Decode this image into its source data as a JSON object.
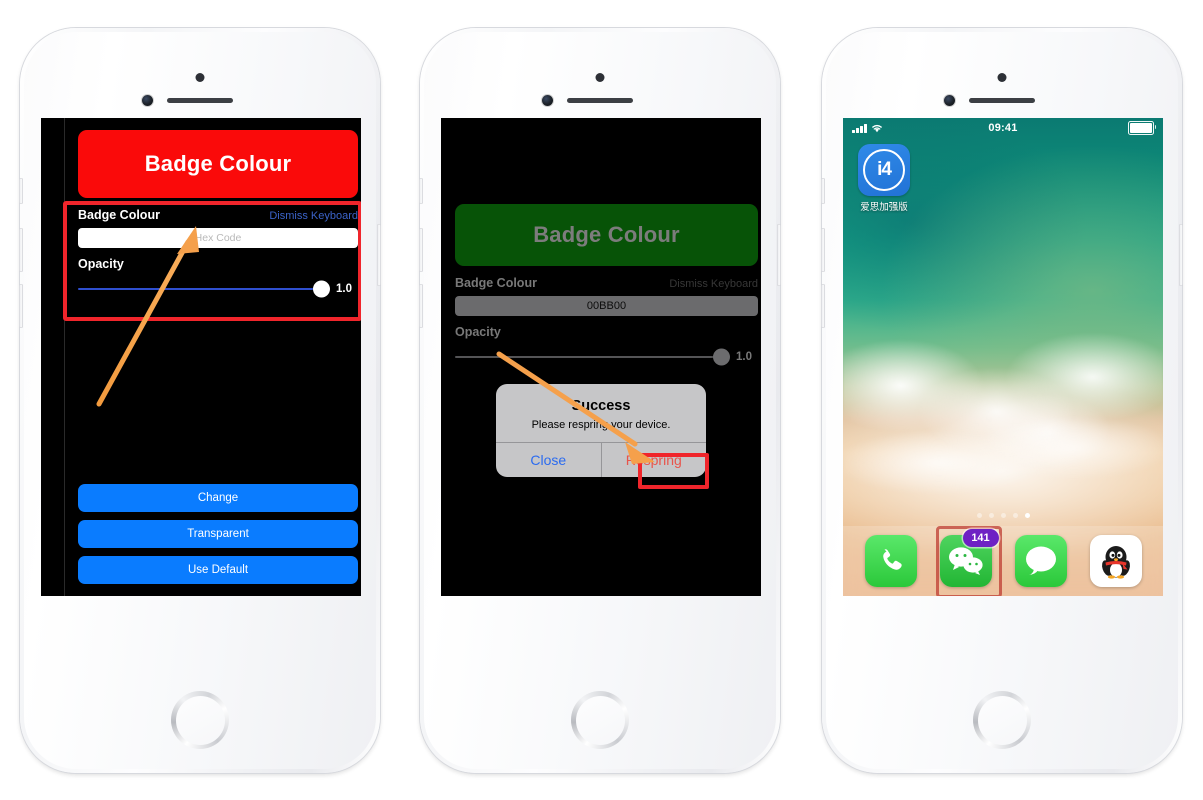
{
  "phones": [
    {
      "id": "phone-1",
      "screen": "badge-colour-app-initial",
      "app": {
        "title_card": {
          "text": "Badge Colour",
          "bg": "#FA0A0A",
          "text_color": "#FFFFFF"
        },
        "section_label": "Badge Colour",
        "dismiss_keyboard": "Dismiss Keyboard",
        "hex_field": {
          "value": "",
          "placeholder": "Hex Code",
          "bg": "#FFFFFF",
          "text_color": "#B9B9B9"
        },
        "opacity_label": "Opacity",
        "opacity_value": "1.0",
        "slider": {
          "track_color": "#2F4FCF",
          "fill_percent": 100
        },
        "buttons": [
          {
            "label": "Change",
            "bg": "#0A7CFF"
          },
          {
            "label": "Transparent",
            "bg": "#0A7CFF"
          },
          {
            "label": "Use Default",
            "bg": "#0A7CFF"
          }
        ],
        "highlight_color": "#F0252B"
      },
      "annotation": {
        "arrow": "orange-arrow-to-hex-field",
        "color": "#F5A04B"
      }
    },
    {
      "id": "phone-2",
      "screen": "badge-colour-app-success-alert",
      "app": {
        "title_card": {
          "text": "Badge Colour",
          "bg": "#0C8A0C",
          "text_color": "#FFFFFF"
        },
        "section_label": "Badge Colour",
        "dismiss_keyboard": "Dismiss Keyboard",
        "hex_field": {
          "value": "00BB00",
          "placeholder": "Hex Code",
          "bg": "#B3B3B6",
          "text_color": "#1A1A1A"
        },
        "opacity_label": "Opacity",
        "opacity_value": "1.0",
        "slider": {
          "track_color": "#8C8C90",
          "fill_percent": 100
        }
      },
      "alert": {
        "title": "Success",
        "message": "Please respring your device.",
        "buttons": [
          {
            "label": "Close",
            "color": "#2B6BF0"
          },
          {
            "label": "Respring",
            "color": "#E8544B",
            "highlighted": true
          }
        ],
        "highlight_color": "#F0252B"
      },
      "annotation": {
        "arrow": "orange-arrow-to-respring-button",
        "color": "#F5A04B"
      }
    },
    {
      "id": "phone-3",
      "screen": "ios-home-screen",
      "statusbar": {
        "time": "09:41",
        "signal_bars": 4,
        "wifi": "wifi-icon",
        "battery_percent": 100
      },
      "apps": [
        {
          "label": "爱思加强版",
          "icon": "i4-app-icon",
          "glyph": "i4"
        }
      ],
      "page_dots": {
        "count": 5,
        "active_index": 4
      },
      "dock": [
        {
          "name": "phone",
          "label": "Phone",
          "badge": null
        },
        {
          "name": "wechat",
          "label": "WeChat",
          "badge": "141",
          "badge_color": "#6E21C4",
          "highlighted": true
        },
        {
          "name": "messages",
          "label": "Messages",
          "badge": null
        },
        {
          "name": "qq",
          "label": "QQ",
          "badge": null
        }
      ]
    }
  ]
}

——

Looking at the records above, report how many lines contain the word "arrow". Answer with the number only.

2